- Problem to solve -
Write out the material exactly, with the pictures left out.

..............................

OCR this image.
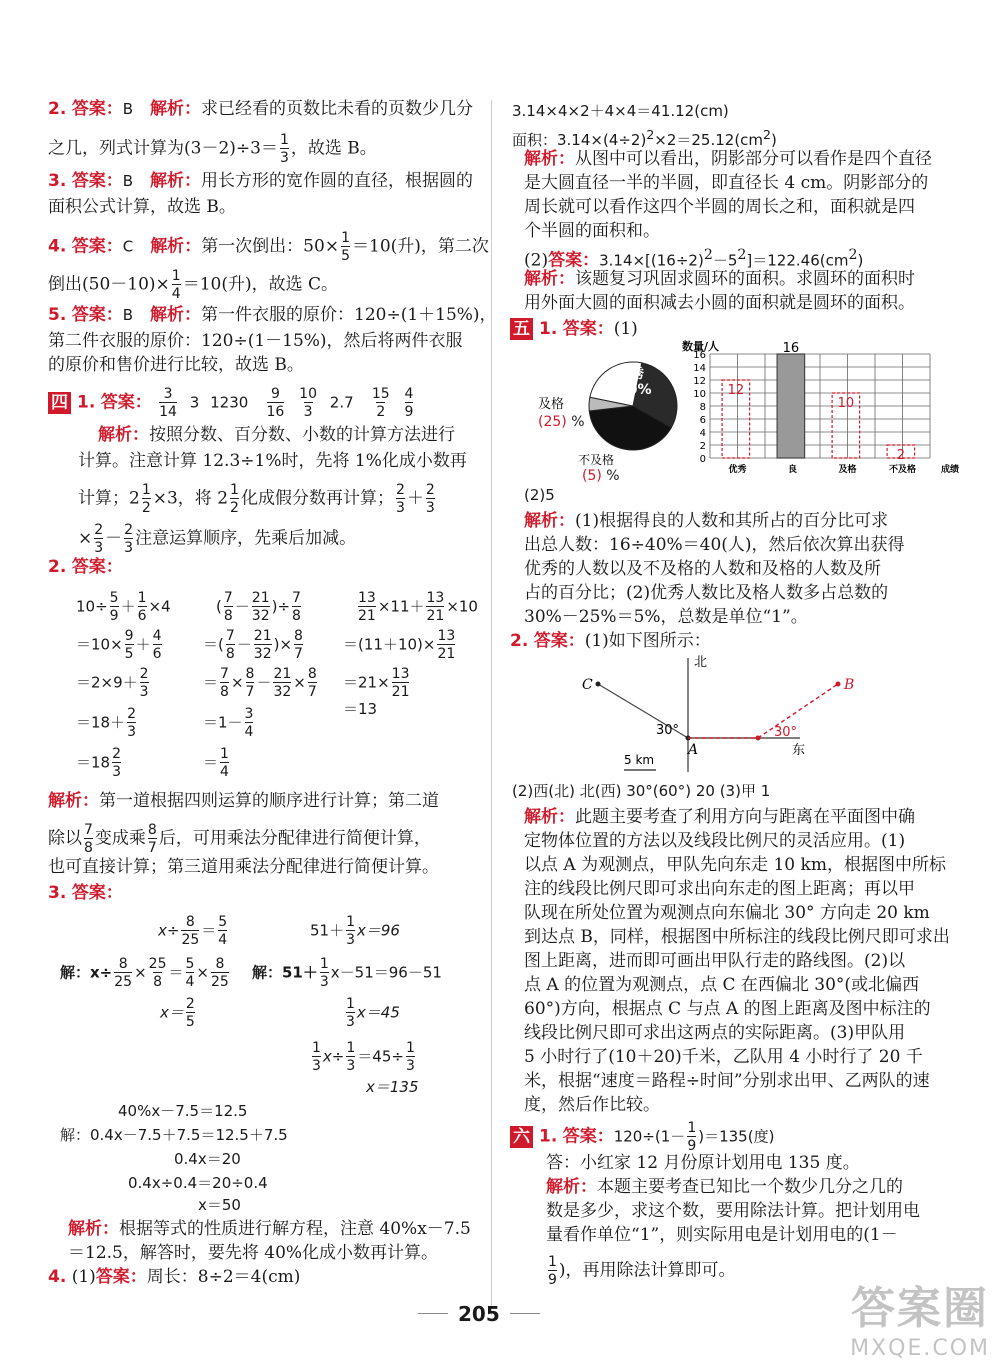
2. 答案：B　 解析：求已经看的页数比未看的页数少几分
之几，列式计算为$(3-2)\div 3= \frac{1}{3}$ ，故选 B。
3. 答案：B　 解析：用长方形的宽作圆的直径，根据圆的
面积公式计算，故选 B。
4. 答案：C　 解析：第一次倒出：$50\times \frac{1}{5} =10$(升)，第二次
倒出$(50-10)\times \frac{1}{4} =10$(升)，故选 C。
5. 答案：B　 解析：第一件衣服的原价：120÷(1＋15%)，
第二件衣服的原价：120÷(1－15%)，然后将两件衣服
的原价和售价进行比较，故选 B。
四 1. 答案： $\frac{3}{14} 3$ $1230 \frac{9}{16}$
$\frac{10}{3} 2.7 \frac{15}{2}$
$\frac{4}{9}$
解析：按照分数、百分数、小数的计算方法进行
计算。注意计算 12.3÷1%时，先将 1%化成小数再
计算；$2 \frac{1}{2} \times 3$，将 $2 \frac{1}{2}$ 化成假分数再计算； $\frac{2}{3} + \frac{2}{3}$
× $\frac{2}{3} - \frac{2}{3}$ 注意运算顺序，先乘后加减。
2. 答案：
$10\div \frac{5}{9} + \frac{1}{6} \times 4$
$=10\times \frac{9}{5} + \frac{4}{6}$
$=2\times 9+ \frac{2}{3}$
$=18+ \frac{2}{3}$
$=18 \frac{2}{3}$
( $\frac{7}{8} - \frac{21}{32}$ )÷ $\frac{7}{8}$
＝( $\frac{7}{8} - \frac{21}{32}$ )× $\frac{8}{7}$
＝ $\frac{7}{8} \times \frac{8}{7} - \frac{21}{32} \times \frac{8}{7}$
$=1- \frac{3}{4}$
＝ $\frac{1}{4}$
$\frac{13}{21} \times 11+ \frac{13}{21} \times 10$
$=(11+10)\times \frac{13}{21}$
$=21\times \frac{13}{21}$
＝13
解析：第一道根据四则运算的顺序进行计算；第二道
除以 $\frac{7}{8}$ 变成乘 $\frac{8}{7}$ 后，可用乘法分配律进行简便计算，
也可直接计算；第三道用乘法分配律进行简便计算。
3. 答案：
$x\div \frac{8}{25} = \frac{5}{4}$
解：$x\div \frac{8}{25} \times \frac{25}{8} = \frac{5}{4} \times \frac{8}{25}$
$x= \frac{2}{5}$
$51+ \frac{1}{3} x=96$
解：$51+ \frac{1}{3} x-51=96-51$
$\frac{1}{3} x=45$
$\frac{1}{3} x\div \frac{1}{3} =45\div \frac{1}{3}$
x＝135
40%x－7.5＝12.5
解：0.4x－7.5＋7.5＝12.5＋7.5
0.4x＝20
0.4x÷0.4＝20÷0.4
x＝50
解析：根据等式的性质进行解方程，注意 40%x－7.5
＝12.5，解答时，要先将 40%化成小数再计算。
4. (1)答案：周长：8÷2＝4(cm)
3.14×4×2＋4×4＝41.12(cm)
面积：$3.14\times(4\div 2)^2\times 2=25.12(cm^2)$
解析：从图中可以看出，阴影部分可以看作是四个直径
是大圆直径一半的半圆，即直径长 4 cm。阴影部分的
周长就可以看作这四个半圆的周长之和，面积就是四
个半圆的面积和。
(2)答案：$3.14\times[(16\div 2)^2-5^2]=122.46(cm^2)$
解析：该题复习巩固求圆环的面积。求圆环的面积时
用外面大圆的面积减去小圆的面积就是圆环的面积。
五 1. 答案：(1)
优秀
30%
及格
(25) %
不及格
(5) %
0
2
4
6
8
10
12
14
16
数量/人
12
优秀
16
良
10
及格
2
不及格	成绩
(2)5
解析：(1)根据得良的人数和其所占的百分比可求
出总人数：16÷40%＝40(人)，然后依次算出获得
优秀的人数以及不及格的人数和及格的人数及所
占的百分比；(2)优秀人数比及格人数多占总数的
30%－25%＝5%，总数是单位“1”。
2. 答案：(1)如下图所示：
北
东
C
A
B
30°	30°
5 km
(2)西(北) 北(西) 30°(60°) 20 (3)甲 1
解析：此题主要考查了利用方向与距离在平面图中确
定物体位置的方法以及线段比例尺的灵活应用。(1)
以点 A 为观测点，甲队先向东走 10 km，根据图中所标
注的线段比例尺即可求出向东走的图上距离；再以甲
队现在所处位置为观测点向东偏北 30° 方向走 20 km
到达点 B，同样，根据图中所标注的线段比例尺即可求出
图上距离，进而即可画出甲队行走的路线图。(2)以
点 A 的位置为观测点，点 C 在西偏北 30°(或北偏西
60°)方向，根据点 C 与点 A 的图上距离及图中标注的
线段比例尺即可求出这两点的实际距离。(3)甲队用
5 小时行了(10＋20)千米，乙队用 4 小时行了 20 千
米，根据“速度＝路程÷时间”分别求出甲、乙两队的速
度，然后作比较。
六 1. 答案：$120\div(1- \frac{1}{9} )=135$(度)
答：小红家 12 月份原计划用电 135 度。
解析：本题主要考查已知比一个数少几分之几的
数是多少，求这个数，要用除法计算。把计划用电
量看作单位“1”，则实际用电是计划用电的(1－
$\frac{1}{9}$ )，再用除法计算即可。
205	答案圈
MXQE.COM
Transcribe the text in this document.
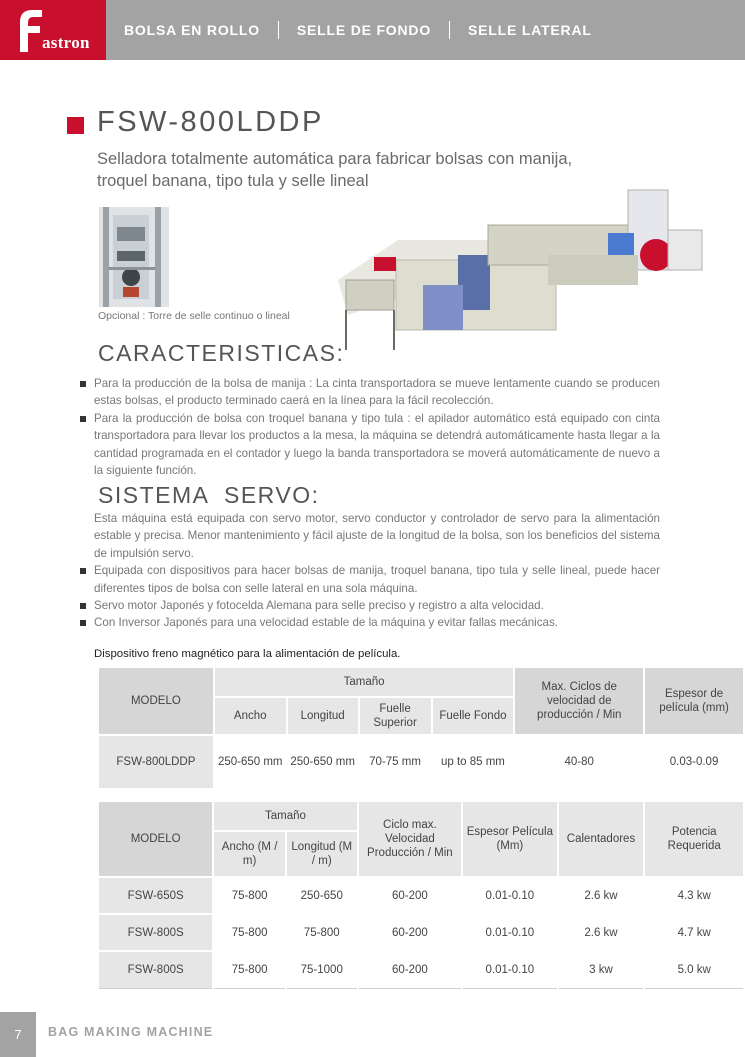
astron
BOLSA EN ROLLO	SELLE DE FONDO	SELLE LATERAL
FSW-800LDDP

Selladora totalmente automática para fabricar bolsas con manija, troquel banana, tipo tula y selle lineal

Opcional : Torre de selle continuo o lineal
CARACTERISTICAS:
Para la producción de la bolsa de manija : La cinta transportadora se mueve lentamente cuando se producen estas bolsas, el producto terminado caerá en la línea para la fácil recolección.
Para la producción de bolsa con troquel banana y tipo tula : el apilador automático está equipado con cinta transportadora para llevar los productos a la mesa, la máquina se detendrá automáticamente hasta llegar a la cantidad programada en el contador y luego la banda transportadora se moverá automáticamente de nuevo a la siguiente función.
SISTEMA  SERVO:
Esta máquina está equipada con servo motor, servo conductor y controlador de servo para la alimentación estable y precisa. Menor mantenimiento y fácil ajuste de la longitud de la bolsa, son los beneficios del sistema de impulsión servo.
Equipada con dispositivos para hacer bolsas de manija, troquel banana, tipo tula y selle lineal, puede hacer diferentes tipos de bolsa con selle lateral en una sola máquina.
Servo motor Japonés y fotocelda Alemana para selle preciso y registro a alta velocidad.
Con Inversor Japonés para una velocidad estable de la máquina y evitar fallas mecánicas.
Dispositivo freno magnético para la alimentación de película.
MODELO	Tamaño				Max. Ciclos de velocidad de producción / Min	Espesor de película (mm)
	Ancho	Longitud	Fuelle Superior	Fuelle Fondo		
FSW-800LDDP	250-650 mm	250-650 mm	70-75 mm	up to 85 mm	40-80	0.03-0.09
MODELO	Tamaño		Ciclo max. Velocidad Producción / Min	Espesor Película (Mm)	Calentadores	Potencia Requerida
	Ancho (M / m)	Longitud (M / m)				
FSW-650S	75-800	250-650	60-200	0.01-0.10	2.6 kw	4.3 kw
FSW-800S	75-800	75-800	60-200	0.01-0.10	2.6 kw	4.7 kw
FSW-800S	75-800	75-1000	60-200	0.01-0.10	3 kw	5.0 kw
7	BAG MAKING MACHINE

..............................

- Reply -
OCR this image.
2. 答案：B　 解析：求已经看的页数比未看的页数少几分
之几，列式计算为$(3-2)\div 3= \frac{1}{3}$ ，故选 B。
3. 答案：B　 解析：用长方形的宽作圆的直径，根据圆的
面积公式计算，故选 B。
4. 答案：C　 解析：第一次倒出：$50\times \frac{1}{5} =10$(升)，第二次
倒出$(50-10)\times \frac{1}{4} =10$(升)，故选 C。
5. 答案：B　 解析：第一件衣服的原价：120÷(1＋15%)，
第二件衣服的原价：120÷(1－15%)，然后将两件衣服
的原价和售价进行比较，故选 B。
四 1. 答案： $\frac{3}{14} 3$ $1230 \frac{9}{16}$
$\frac{10}{3} 2.7 \frac{15}{2}$
$\frac{4}{9}$
解析：按照分数、百分数、小数的计算方法进行
计算。注意计算 12.3÷1%时，先将 1%化成小数再
计算；$2 \frac{1}{2} \times 3$，将 $2 \frac{1}{2}$ 化成假分数再计算； $\frac{2}{3} + \frac{2}{3}$
× $\frac{2}{3} - \frac{2}{3}$ 注意运算顺序，先乘后加减。
2. 答案：
$10\div \frac{5}{9} + \frac{1}{6} \times 4$
$=10\times \frac{9}{5} + \frac{4}{6}$
$=2\times 9+ \frac{2}{3}$
$=18+ \frac{2}{3}$
$=18 \frac{2}{3}$
( $\frac{7}{8} - \frac{21}{32}$ )÷ $\frac{7}{8}$
＝( $\frac{7}{8} - \frac{21}{32}$ )× $\frac{8}{7}$
＝ $\frac{7}{8} \times \frac{8}{7} - \frac{21}{32} \times \frac{8}{7}$
$=1- \frac{3}{4}$
＝ $\frac{1}{4}$
$\frac{13}{21} \times 11+ \frac{13}{21} \times 10$
$=(11+10)\times \frac{13}{21}$
$=21\times \frac{13}{21}$
＝13
解析：第一道根据四则运算的顺序进行计算；第二道
除以 $\frac{7}{8}$ 变成乘 $\frac{8}{7}$ 后，可用乘法分配律进行简便计算，
也可直接计算；第三道用乘法分配律进行简便计算。
3. 答案：
$x\div \frac{8}{25} = \frac{5}{4}$
解：$x\div \frac{8}{25} \times \frac{25}{8} = \frac{5}{4} \times \frac{8}{25}$
$x= \frac{2}{5}$
$51+ \frac{1}{3} x=96$
解：$51+ \frac{1}{3} x-51=96-51$
$\frac{1}{3} x=45$
$\frac{1}{3} x\div \frac{1}{3} =45\div \frac{1}{3}$
x＝135
40%x－7.5＝12.5
解：0.4x－7.5＋7.5＝12.5＋7.5
0.4x＝20
0.4x÷0.4＝20÷0.4
x＝50
解析：根据等式的性质进行解方程，注意 40%x－7.5
＝12.5，解答时，要先将 40%化成小数再计算。
4. (1)答案：周长：8÷2＝4(cm)
3.14×4×2＋4×4＝41.12(cm)
面积：$3.14\times(4\div 2)^2\times 2=25.12(cm^2)$
解析：从图中可以看出，阴影部分可以看作是四个直径
是大圆直径一半的半圆，即直径长 4 cm。阴影部分的
周长就可以看作这四个半圆的周长之和，面积就是四
个半圆的面积和。
(2)答案：$3.14\times[(16\div 2)^2-5^2]=122.46(cm^2)$
解析：该题复习巩固求圆环的面积。求圆环的面积时
用外面大圆的面积减去小圆的面积就是圆环的面积。
五 1. 答案：(1)
优秀
30%
及格
(25) %
不及格
(5) %
0
2
4
6
8
10
12
14
16
数量/人
12
优秀
16
良
10
及格
2
不及格	成绩
(2)5
解析：(1)根据得良的人数和其所占的百分比可求
出总人数：16÷40%＝40(人)，然后依次算出获得
优秀的人数以及不及格的人数和及格的人数及所
占的百分比；(2)优秀人数比及格人数多占总数的
30%－25%＝5%，总数是单位“1”。
2. 答案：(1)如下图所示：
北
东
C
A
B
30°	30°
5 km
(2)西(北) 北(西) 30°(60°) 20 (3)甲 1
解析：此题主要考查了利用方向与距离在平面图中确
定物体位置的方法以及线段比例尺的灵活应用。(1)
以点 A 为观测点，甲队先向东走 10 km，根据图中所标
注的线段比例尺即可求出向东走的图上距离；再以甲
队现在所处位置为观测点向东偏北 30° 方向走 20 km
到达点 B，同样，根据图中所标注的线段比例尺即可求出
图上距离，进而即可画出甲队行走的路线图。(2)以
点 A 的位置为观测点，点 C 在西偏北 30°(或北偏西
60°)方向，根据点 C 与点 A 的图上距离及图中标注的
线段比例尺即可求出这两点的实际距离。(3)甲队用
5 小时行了(10＋20)千米，乙队用 4 小时行了 20 千
米，根据“速度＝路程÷时间”分别求出甲、乙两队的速
度，然后作比较。
六 1. 答案：$120\div(1- \frac{1}{9} )=135$(度)
答：小红家 12 月份原计划用电 135 度。
解析：本题主要考查已知比一个数少几分之几的
数是多少，求这个数，要用除法计算。把计划用电
量看作单位“1”，则实际用电是计划用电的(1－
$\frac{1}{9}$ )，再用除法计算即可。
205	答案圈
MXQE.COM
Transcribe the text in this document.
astron
BOLSA EN ROLLO	SELLE DE FONDO	SELLE LATERAL
FSW-800LDDP

Selladora totalmente automática para fabricar bolsas con manija, troquel banana, tipo tula y selle lineal

Opcional : Torre de selle continuo o lineal
CARACTERISTICAS:
Para la producción de la bolsa de manija : La cinta transportadora se mueve lentamente cuando se producen estas bolsas, el producto terminado caerá en la línea para la fácil recolección.
Para la producción de bolsa con troquel banana y tipo tula : el apilador automático está equipado con cinta transportadora para llevar los productos a la mesa, la máquina se detendrá automáticamente hasta llegar a la cantidad programada en el contador y luego la banda transportadora se moverá automáticamente de nuevo a la siguiente función.
SISTEMA  SERVO:
Esta máquina está equipada con servo motor, servo conductor y controlador de servo para la alimentación estable y precisa. Menor mantenimiento y fácil ajuste de la longitud de la bolsa, son los beneficios del sistema de impulsión servo.
Equipada con dispositivos para hacer bolsas de manija, troquel banana, tipo tula y selle lineal, puede hacer diferentes tipos de bolsa con selle lateral en una sola máquina.
Servo motor Japonés y fotocelda Alemana para selle preciso y registro a alta velocidad.
Con Inversor Japonés para una velocidad estable de la máquina y evitar fallas mecánicas.
Dispositivo freno magnético para la alimentación de película.
MODELO	Tamaño				Max. Ciclos de velocidad de producción / Min	Espesor de película (mm)
	Ancho	Longitud	Fuelle Superior	Fuelle Fondo		
FSW-800LDDP	250-650 mm	250-650 mm	70-75 mm	up to 85 mm	40-80	0.03-0.09
MODELO	Tamaño		Ciclo max. Velocidad Producción / Min	Espesor Película (Mm)	Calentadores	Potencia Requerida
	Ancho (M / m)	Longitud (M / m)				
FSW-650S	75-800	250-650	60-200	0.01-0.10	2.6 kw	4.3 kw
FSW-800S	75-800	75-800	60-200	0.01-0.10	2.6 kw	4.7 kw
FSW-800S	75-800	75-1000	60-200	0.01-0.10	3 kw	5.0 kw
7	BAG MAKING MACHINE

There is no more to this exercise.